Dataset rows about figures
━━━━━━━━━━━━━━━━━━━━━━━━━━━━━━

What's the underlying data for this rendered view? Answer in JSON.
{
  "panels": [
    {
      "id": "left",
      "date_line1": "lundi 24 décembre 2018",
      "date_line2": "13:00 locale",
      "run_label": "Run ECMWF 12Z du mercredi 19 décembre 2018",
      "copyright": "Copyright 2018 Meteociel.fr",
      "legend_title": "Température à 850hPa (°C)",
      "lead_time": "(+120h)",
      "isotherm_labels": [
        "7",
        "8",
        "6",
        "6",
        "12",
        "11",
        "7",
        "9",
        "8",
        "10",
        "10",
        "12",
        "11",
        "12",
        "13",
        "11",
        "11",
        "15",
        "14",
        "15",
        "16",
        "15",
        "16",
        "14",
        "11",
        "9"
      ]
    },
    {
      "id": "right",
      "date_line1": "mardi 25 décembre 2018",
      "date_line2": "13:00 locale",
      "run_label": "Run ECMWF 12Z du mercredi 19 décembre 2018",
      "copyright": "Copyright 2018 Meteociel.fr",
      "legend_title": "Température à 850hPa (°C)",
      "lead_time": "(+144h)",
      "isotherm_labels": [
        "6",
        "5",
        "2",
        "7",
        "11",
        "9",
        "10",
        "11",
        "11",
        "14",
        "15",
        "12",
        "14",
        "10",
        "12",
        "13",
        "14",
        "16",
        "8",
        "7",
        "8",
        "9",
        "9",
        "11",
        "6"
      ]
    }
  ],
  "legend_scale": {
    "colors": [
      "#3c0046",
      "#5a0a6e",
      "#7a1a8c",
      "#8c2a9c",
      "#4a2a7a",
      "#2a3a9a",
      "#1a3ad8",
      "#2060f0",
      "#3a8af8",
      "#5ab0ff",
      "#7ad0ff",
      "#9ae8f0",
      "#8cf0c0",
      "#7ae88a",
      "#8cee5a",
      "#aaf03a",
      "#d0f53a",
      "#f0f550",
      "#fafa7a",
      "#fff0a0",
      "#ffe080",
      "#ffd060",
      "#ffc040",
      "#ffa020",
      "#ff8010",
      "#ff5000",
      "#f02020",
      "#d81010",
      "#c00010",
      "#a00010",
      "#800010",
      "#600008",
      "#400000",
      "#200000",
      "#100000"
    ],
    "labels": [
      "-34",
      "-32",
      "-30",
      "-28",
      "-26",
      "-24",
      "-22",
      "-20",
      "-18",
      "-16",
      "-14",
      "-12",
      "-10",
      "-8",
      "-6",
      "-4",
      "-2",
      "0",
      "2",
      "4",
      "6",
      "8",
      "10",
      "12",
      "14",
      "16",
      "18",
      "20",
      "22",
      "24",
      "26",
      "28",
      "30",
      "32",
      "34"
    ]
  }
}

━━━━━━━━━━━━━━━━━━━━━━━━━━━━━━

Give back each line above precisely as it stands.

• OUTPUT FOR THIS TASK
What's the underlying data for this rendered view? Answer in JSON.
{
  "panels": [
    {
      "id": "left",
      "date_line1": "lundi 24 décembre 2018",
      "date_line2": "13:00 locale",
      "run_label": "Run ECMWF 12Z du mercredi 19 décembre 2018",
      "copyright": "Copyright 2018 Meteociel.fr",
      "legend_title": "Température à 850hPa (°C)",
      "lead_time": "(+120h)",
      "isotherm_labels": [
        "7",
        "8",
        "6",
        "6",
        "12",
        "11",
        "7",
        "9",
        "8",
        "10",
        "10",
        "12",
        "11",
        "12",
        "13",
        "11",
        "11",
        "15",
        "14",
        "15",
        "16",
        "15",
        "16",
        "14",
        "11",
        "9"
      ]
    },
    {
      "id": "right",
      "date_line1": "mardi 25 décembre 2018",
      "date_line2": "13:00 locale",
      "run_label": "Run ECMWF 12Z du mercredi 19 décembre 2018",
      "copyright": "Copyright 2018 Meteociel.fr",
      "legend_title": "Température à 850hPa (°C)",
      "lead_time": "(+144h)",
      "isotherm_labels": [
        "6",
        "5",
        "2",
        "7",
        "11",
        "9",
        "10",
        "11",
        "11",
        "14",
        "15",
        "12",
        "14",
        "10",
        "12",
        "13",
        "14",
        "16",
        "8",
        "7",
        "8",
        "9",
        "9",
        "11",
        "6"
      ]
    }
  ],
  "legend_scale": {
    "colors": [
      "#3c0046",
      "#5a0a6e",
      "#7a1a8c",
      "#8c2a9c",
      "#4a2a7a",
      "#2a3a9a",
      "#1a3ad8",
      "#2060f0",
      "#3a8af8",
      "#5ab0ff",
      "#7ad0ff",
      "#9ae8f0",
      "#8cf0c0",
      "#7ae88a",
      "#8cee5a",
      "#aaf03a",
      "#d0f53a",
      "#f0f550",
      "#fafa7a",
      "#fff0a0",
      "#ffe080",
      "#ffd060",
      "#ffc040",
      "#ffa020",
      "#ff8010",
      "#ff5000",
      "#f02020",
      "#d81010",
      "#c00010",
      "#a00010",
      "#800010",
      "#600008",
      "#400000",
      "#200000",
      "#100000"
    ],
    "labels": [
      "-34",
      "-32",
      "-30",
      "-28",
      "-26",
      "-24",
      "-22",
      "-20",
      "-18",
      "-16",
      "-14",
      "-12",
      "-10",
      "-8",
      "-6",
      "-4",
      "-2",
      "0",
      "2",
      "4",
      "6",
      "8",
      "10",
      "12",
      "14",
      "16",
      "18",
      "20",
      "22",
      "24",
      "26",
      "28",
      "30",
      "32",
      "34"
    ]
  }
}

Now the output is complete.